-- DATA PROVIDED --
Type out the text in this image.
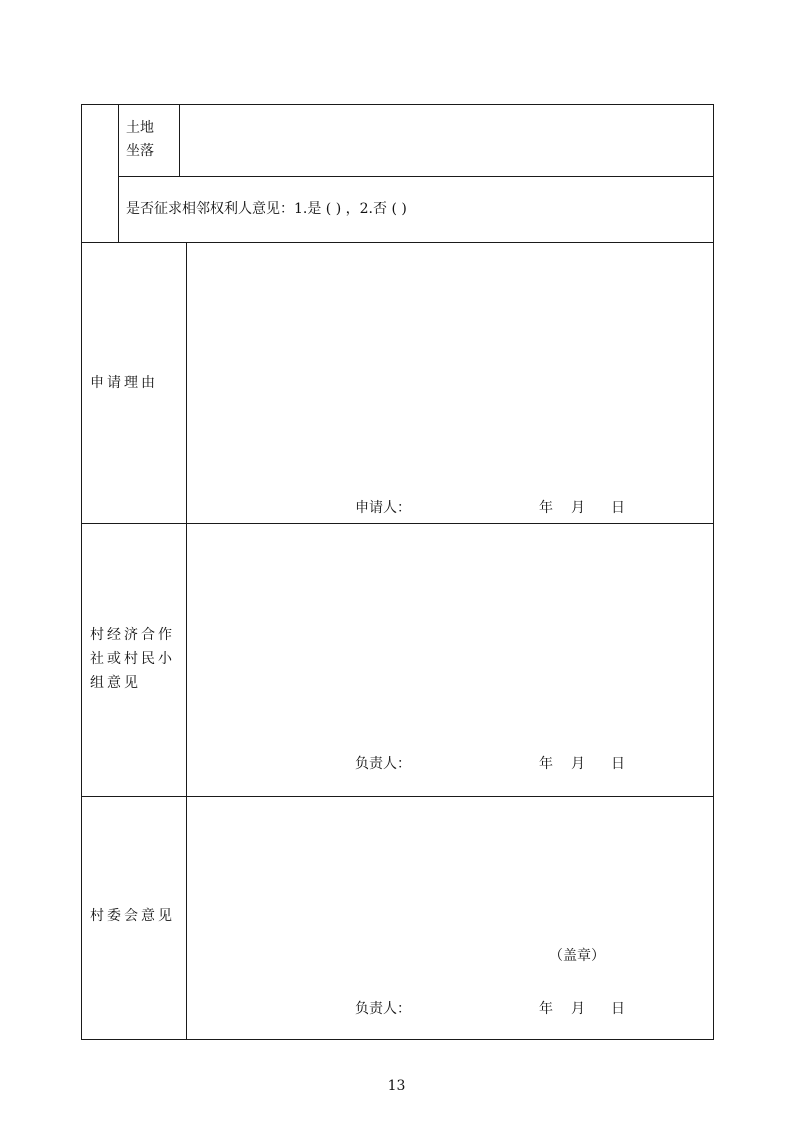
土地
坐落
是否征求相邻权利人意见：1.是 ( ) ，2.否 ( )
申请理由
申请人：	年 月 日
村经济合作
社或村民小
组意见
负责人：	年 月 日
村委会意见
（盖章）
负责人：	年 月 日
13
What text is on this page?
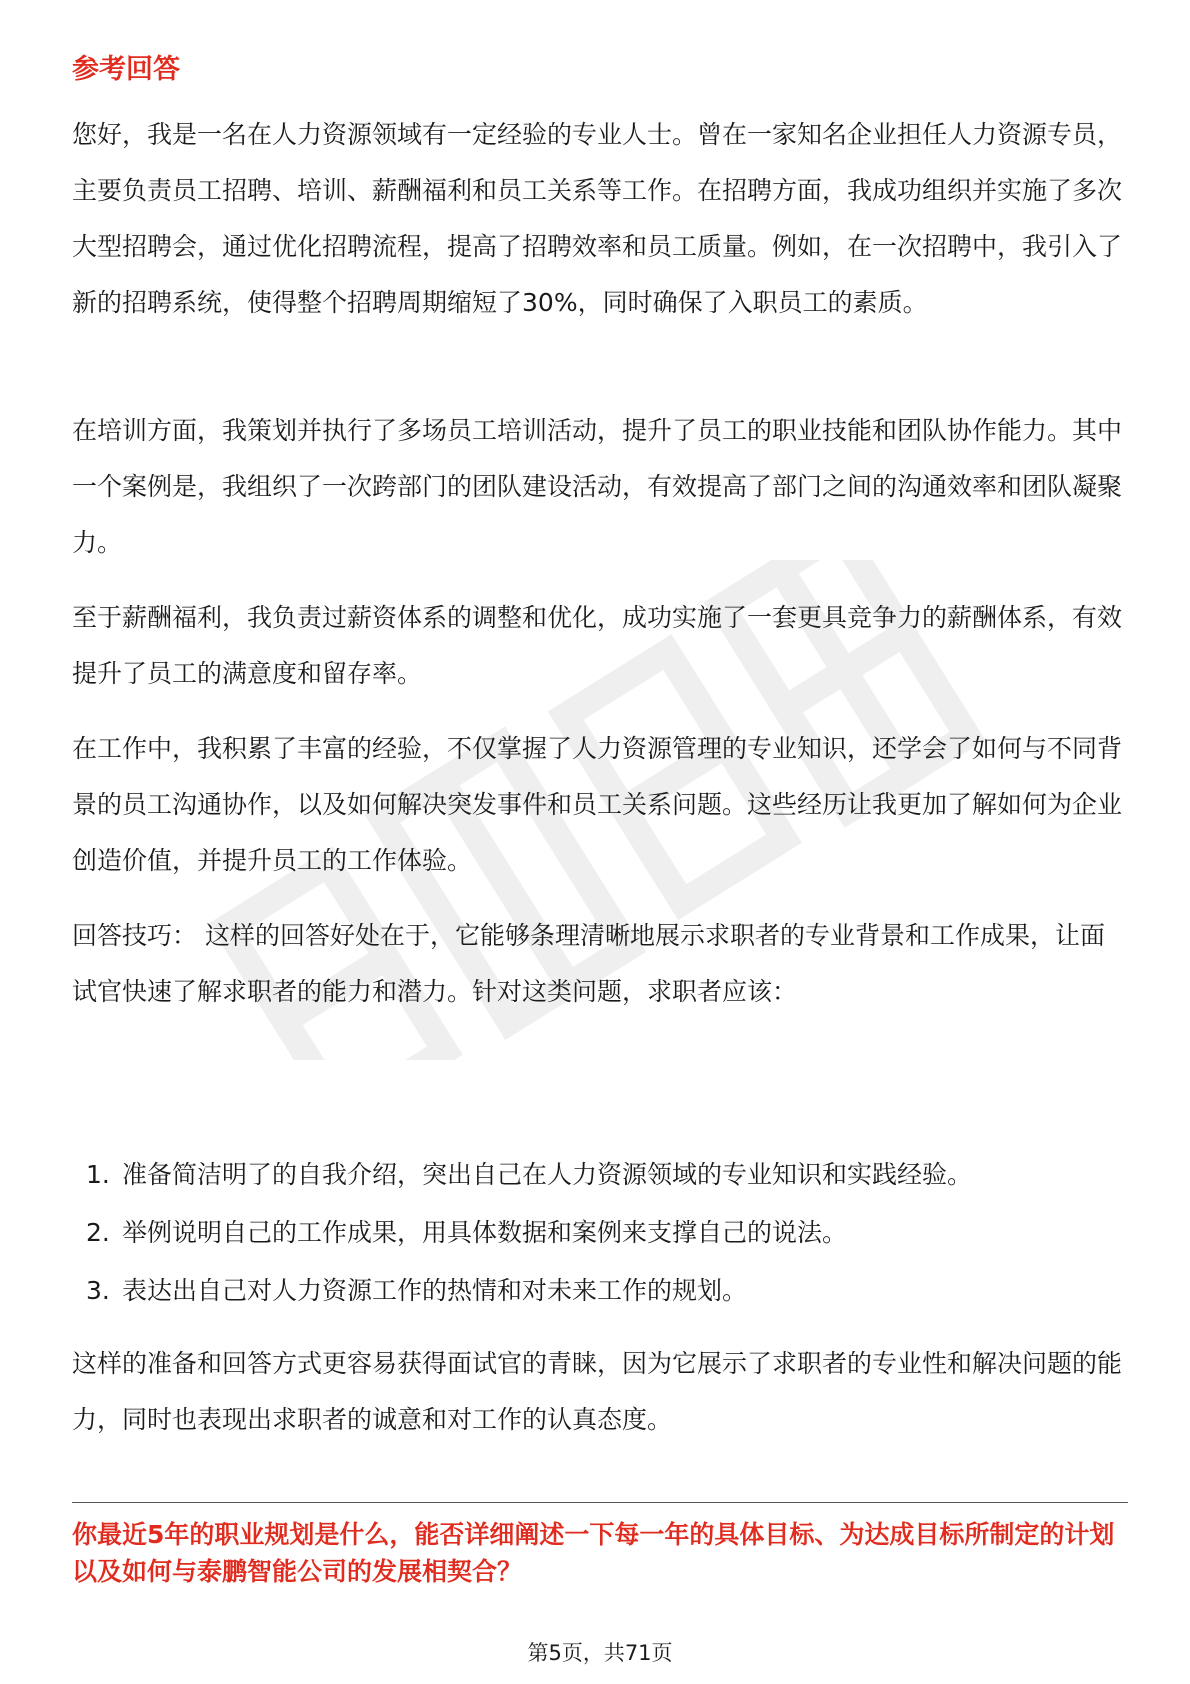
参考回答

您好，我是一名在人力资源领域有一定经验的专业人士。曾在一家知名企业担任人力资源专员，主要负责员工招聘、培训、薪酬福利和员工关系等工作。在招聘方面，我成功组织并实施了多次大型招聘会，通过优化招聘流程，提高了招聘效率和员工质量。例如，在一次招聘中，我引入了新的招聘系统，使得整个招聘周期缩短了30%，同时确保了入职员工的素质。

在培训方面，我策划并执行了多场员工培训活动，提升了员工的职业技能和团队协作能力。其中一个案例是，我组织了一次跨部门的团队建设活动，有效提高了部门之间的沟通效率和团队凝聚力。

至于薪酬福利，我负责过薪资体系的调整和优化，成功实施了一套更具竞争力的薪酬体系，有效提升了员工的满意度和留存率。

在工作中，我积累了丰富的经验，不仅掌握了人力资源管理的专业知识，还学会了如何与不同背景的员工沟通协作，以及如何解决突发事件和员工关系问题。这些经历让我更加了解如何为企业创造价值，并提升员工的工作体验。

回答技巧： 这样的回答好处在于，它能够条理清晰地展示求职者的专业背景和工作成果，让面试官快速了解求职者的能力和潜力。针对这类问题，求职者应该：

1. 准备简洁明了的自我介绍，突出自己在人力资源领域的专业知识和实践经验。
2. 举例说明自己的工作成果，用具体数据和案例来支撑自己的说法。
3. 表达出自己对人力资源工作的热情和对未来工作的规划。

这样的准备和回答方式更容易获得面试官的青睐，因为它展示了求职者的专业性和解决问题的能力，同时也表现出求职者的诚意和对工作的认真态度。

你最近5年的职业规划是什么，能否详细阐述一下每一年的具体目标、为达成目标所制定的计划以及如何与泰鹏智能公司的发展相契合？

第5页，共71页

-- WHAT TO WORK ON --
Among the entries, how many lines contain the string "text"? Give the number without anything else.

-- EXERCISE OUTPUT --
2